START INFORMATION SUPPLIED
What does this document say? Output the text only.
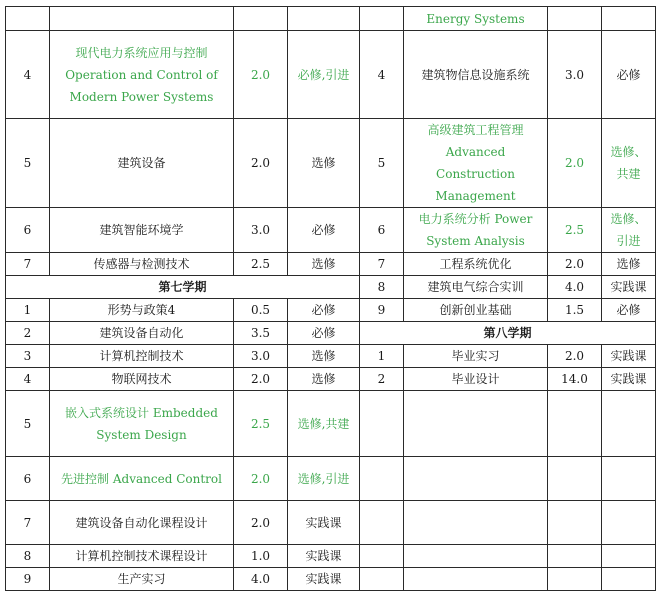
					Energy Systems		
4	现代电力系统应用与控制 Operation and Control of Modern Power Systems	2.0	必修,引进	4	建筑物信息设施系统	3.0	必修
5	建筑设备	2.0	选修	5	高级建筑工程管理 Advanced Construction Management	2.0	选修、共建
6	建筑智能环境学	3.0	必修	6	电力系统分析 Power System Analysis	2.5	选修、引进
7	传感器与检测技术	2.5	选修	7	工程系统优化	2.0	选修
第七学期				8	建筑电气综合实训	4.0	实践课
1	形势与政策4	0.5	必修	9	创新创业基础	1.5	必修
2	建筑设备自动化	3.5	必修	第八学期			
3	计算机控制技术	3.0	选修	1	毕业实习	2.0	实践课
4	物联网技术	2.0	选修	2	毕业设计	14.0	实践课
5	嵌入式系统设计 Embedded System Design	2.5	选修,共建				
6	先进控制 Advanced Control	2.0	选修,引进				
7	建筑设备自动化课程设计	2.0	实践课				
8	计算机控制技术课程设计	1.0	实践课				
9	生产实习	4.0	实践课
END INFORMATION SUPPLIED
→ WORK TO DO
Search the material above for "Control". Pull out each line where it shows up.

→ RESPONSE TO THIS TASK
4	现代电力系统应用与控制 Operation and Control of Modern Power Systems	2.0	必修,引进	4	建筑物信息设施系统	3.0	必修
6	先进控制 Advanced Control	2.0	选修,引进				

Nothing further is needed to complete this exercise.